GIVEN DATA:
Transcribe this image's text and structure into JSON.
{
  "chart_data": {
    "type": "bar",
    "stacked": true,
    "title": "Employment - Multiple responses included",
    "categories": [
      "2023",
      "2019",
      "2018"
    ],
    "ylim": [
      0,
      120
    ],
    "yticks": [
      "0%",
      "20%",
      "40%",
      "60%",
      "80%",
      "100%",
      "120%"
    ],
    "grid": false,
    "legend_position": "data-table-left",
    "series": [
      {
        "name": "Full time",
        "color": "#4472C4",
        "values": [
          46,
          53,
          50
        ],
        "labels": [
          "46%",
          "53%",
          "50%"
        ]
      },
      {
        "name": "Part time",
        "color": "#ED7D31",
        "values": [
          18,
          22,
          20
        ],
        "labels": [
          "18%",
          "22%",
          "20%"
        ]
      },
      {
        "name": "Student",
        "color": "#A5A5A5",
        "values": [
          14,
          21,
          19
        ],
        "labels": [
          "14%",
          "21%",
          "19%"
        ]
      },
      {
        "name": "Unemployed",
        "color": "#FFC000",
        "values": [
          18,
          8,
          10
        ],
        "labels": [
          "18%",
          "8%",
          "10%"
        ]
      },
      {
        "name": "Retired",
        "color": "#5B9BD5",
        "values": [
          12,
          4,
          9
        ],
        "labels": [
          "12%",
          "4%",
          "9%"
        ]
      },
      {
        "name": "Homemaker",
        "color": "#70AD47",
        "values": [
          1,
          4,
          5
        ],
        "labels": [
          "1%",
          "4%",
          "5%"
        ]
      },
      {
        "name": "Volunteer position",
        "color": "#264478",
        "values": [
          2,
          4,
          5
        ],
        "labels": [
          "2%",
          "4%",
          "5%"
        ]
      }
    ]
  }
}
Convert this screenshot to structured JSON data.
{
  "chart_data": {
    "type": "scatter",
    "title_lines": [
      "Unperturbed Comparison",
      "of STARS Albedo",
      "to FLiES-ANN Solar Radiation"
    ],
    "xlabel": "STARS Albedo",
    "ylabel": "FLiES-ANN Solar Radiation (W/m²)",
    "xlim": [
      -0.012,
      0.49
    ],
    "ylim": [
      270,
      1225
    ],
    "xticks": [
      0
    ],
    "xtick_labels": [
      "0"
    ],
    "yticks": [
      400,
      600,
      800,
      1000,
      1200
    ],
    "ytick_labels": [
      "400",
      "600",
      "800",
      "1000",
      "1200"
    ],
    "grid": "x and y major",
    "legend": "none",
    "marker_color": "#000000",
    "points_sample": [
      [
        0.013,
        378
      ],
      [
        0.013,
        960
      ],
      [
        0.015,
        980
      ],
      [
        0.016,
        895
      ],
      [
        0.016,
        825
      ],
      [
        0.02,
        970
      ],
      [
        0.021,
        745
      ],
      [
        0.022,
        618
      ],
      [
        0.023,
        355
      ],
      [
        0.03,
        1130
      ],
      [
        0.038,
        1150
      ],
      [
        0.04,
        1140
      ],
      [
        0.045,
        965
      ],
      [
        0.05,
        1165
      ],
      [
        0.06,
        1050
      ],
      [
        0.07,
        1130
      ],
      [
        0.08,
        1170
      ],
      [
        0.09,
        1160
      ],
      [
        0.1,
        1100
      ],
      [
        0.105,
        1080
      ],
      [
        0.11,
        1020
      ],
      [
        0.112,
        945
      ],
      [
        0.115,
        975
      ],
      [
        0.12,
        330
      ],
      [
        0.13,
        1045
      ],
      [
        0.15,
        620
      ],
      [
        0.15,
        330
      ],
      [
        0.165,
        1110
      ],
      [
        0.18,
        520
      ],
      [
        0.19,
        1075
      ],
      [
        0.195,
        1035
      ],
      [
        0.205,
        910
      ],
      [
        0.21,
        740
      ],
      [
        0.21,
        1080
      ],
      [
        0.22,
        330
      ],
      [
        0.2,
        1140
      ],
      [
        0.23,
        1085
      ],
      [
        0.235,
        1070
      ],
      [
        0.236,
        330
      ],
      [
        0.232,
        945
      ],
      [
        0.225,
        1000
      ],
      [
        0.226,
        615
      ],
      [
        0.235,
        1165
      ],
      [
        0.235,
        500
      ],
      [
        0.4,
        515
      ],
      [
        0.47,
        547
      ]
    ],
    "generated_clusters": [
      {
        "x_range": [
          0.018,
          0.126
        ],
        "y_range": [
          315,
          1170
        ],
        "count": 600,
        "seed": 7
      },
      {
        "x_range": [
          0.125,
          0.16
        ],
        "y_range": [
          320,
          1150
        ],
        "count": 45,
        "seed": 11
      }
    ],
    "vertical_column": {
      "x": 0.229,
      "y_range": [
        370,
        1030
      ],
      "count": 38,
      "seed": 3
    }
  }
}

DIRECTIONS FOR THIS TASK: Transcribe the records above exactly as they appear.

REPLY:
Transcribe this image's text and structure into JSON.
{
  "chart_data": {
    "type": "bar",
    "stacked": true,
    "title": "Employment - Multiple responses included",
    "categories": [
      "2023",
      "2019",
      "2018"
    ],
    "ylim": [
      0,
      120
    ],
    "yticks": [
      "0%",
      "20%",
      "40%",
      "60%",
      "80%",
      "100%",
      "120%"
    ],
    "grid": false,
    "legend_position": "data-table-left",
    "series": [
      {
        "name": "Full time",
        "color": "#4472C4",
        "values": [
          46,
          53,
          50
        ],
        "labels": [
          "46%",
          "53%",
          "50%"
        ]
      },
      {
        "name": "Part time",
        "color": "#ED7D31",
        "values": [
          18,
          22,
          20
        ],
        "labels": [
          "18%",
          "22%",
          "20%"
        ]
      },
      {
        "name": "Student",
        "color": "#A5A5A5",
        "values": [
          14,
          21,
          19
        ],
        "labels": [
          "14%",
          "21%",
          "19%"
        ]
      },
      {
        "name": "Unemployed",
        "color": "#FFC000",
        "values": [
          18,
          8,
          10
        ],
        "labels": [
          "18%",
          "8%",
          "10%"
        ]
      },
      {
        "name": "Retired",
        "color": "#5B9BD5",
        "values": [
          12,
          4,
          9
        ],
        "labels": [
          "12%",
          "4%",
          "9%"
        ]
      },
      {
        "name": "Homemaker",
        "color": "#70AD47",
        "values": [
          1,
          4,
          5
        ],
        "labels": [
          "1%",
          "4%",
          "5%"
        ]
      },
      {
        "name": "Volunteer position",
        "color": "#264478",
        "values": [
          2,
          4,
          5
        ],
        "labels": [
          "2%",
          "4%",
          "5%"
        ]
      }
    ]
  }
}
Convert this screenshot to structured JSON data.
{
  "chart_data": {
    "type": "scatter",
    "title_lines": [
      "Unperturbed Comparison",
      "of STARS Albedo",
      "to FLiES-ANN Solar Radiation"
    ],
    "xlabel": "STARS Albedo",
    "ylabel": "FLiES-ANN Solar Radiation (W/m²)",
    "xlim": [
      -0.012,
      0.49
    ],
    "ylim": [
      270,
      1225
    ],
    "xticks": [
      0
    ],
    "xtick_labels": [
      "0"
    ],
    "yticks": [
      400,
      600,
      800,
      1000,
      1200
    ],
    "ytick_labels": [
      "400",
      "600",
      "800",
      "1000",
      "1200"
    ],
    "grid": "x and y major",
    "legend": "none",
    "marker_color": "#000000",
    "points_sample": [
      [
        0.013,
        378
      ],
      [
        0.013,
        960
      ],
      [
        0.015,
        980
      ],
      [
        0.016,
        895
      ],
      [
        0.016,
        825
      ],
      [
        0.02,
        970
      ],
      [
        0.021,
        745
      ],
      [
        0.022,
        618
      ],
      [
        0.023,
        355
      ],
      [
        0.03,
        1130
      ],
      [
        0.038,
        1150
      ],
      [
        0.04,
        1140
      ],
      [
        0.045,
        965
      ],
      [
        0.05,
        1165
      ],
      [
        0.06,
        1050
      ],
      [
        0.07,
        1130
      ],
      [
        0.08,
        1170
      ],
      [
        0.09,
        1160
      ],
      [
        0.1,
        1100
      ],
      [
        0.105,
        1080
      ],
      [
        0.11,
        1020
      ],
      [
        0.112,
        945
      ],
      [
        0.115,
        975
      ],
      [
        0.12,
        330
      ],
      [
        0.13,
        1045
      ],
      [
        0.15,
        620
      ],
      [
        0.15,
        330
      ],
      [
        0.165,
        1110
      ],
      [
        0.18,
        520
      ],
      [
        0.19,
        1075
      ],
      [
        0.195,
        1035
      ],
      [
        0.205,
        910
      ],
      [
        0.21,
        740
      ],
      [
        0.21,
        1080
      ],
      [
        0.22,
        330
      ],
      [
        0.2,
        1140
      ],
      [
        0.23,
        1085
      ],
      [
        0.235,
        1070
      ],
      [
        0.236,
        330
      ],
      [
        0.232,
        945
      ],
      [
        0.225,
        1000
      ],
      [
        0.226,
        615
      ],
      [
        0.235,
        1165
      ],
      [
        0.235,
        500
      ],
      [
        0.4,
        515
      ],
      [
        0.47,
        547
      ]
    ],
    "generated_clusters": [
      {
        "x_range": [
          0.018,
          0.126
        ],
        "y_range": [
          315,
          1170
        ],
        "count": 600,
        "seed": 7
      },
      {
        "x_range": [
          0.125,
          0.16
        ],
        "y_range": [
          320,
          1150
        ],
        "count": 45,
        "seed": 11
      }
    ],
    "vertical_column": {
      "x": 0.229,
      "y_range": [
        370,
        1030
      ],
      "count": 38,
      "seed": 3
    }
  }
}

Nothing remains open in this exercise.